▽

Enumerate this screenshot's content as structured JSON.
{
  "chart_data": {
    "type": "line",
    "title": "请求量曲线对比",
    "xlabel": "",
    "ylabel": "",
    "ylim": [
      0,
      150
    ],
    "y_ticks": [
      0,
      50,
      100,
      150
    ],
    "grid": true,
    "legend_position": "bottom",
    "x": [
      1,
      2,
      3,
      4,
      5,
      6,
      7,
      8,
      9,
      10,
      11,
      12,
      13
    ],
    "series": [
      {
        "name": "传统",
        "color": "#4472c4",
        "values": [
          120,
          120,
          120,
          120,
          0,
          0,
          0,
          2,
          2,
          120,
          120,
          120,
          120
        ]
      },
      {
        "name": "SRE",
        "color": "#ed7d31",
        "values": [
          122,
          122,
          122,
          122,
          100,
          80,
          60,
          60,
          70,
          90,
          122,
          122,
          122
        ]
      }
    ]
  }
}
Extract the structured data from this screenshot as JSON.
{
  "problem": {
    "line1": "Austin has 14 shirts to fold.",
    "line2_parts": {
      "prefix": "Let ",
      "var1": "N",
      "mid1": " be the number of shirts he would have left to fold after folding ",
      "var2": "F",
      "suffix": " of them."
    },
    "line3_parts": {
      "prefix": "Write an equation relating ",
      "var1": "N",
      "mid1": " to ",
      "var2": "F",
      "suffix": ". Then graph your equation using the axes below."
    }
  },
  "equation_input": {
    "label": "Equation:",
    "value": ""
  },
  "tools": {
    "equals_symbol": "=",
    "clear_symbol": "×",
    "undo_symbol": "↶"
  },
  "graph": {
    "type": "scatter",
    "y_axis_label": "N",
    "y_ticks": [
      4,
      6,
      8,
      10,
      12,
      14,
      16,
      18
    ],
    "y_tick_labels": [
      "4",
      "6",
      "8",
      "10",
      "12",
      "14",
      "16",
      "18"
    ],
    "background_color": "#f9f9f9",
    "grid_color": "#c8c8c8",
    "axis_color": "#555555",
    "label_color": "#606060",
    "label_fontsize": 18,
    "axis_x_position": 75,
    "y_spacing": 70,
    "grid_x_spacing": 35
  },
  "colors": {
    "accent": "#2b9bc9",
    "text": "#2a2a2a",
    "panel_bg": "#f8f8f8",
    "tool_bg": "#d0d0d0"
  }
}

△

Write out every line of the material again, exactly as it reads.

Enumerate this screenshot's content as structured JSON.
{
  "chart_data": {
    "type": "line",
    "title": "请求量曲线对比",
    "xlabel": "",
    "ylabel": "",
    "ylim": [
      0,
      150
    ],
    "y_ticks": [
      0,
      50,
      100,
      150
    ],
    "grid": true,
    "legend_position": "bottom",
    "x": [
      1,
      2,
      3,
      4,
      5,
      6,
      7,
      8,
      9,
      10,
      11,
      12,
      13
    ],
    "series": [
      {
        "name": "传统",
        "color": "#4472c4",
        "values": [
          120,
          120,
          120,
          120,
          0,
          0,
          0,
          2,
          2,
          120,
          120,
          120,
          120
        ]
      },
      {
        "name": "SRE",
        "color": "#ed7d31",
        "values": [
          122,
          122,
          122,
          122,
          100,
          80,
          60,
          60,
          70,
          90,
          122,
          122,
          122
        ]
      }
    ]
  }
}
Extract the structured data from this screenshot as JSON.
{
  "problem": {
    "line1": "Austin has 14 shirts to fold.",
    "line2_parts": {
      "prefix": "Let ",
      "var1": "N",
      "mid1": " be the number of shirts he would have left to fold after folding ",
      "var2": "F",
      "suffix": " of them."
    },
    "line3_parts": {
      "prefix": "Write an equation relating ",
      "var1": "N",
      "mid1": " to ",
      "var2": "F",
      "suffix": ". Then graph your equation using the axes below."
    }
  },
  "equation_input": {
    "label": "Equation:",
    "value": ""
  },
  "tools": {
    "equals_symbol": "=",
    "clear_symbol": "×",
    "undo_symbol": "↶"
  },
  "graph": {
    "type": "scatter",
    "y_axis_label": "N",
    "y_ticks": [
      4,
      6,
      8,
      10,
      12,
      14,
      16,
      18
    ],
    "y_tick_labels": [
      "4",
      "6",
      "8",
      "10",
      "12",
      "14",
      "16",
      "18"
    ],
    "background_color": "#f9f9f9",
    "grid_color": "#c8c8c8",
    "axis_color": "#555555",
    "label_color": "#606060",
    "label_fontsize": 18,
    "axis_x_position": 75,
    "y_spacing": 70,
    "grid_x_spacing": 35
  },
  "colors": {
    "accent": "#2b9bc9",
    "text": "#2a2a2a",
    "panel_bg": "#f8f8f8",
    "tool_bg": "#d0d0d0"
  }
}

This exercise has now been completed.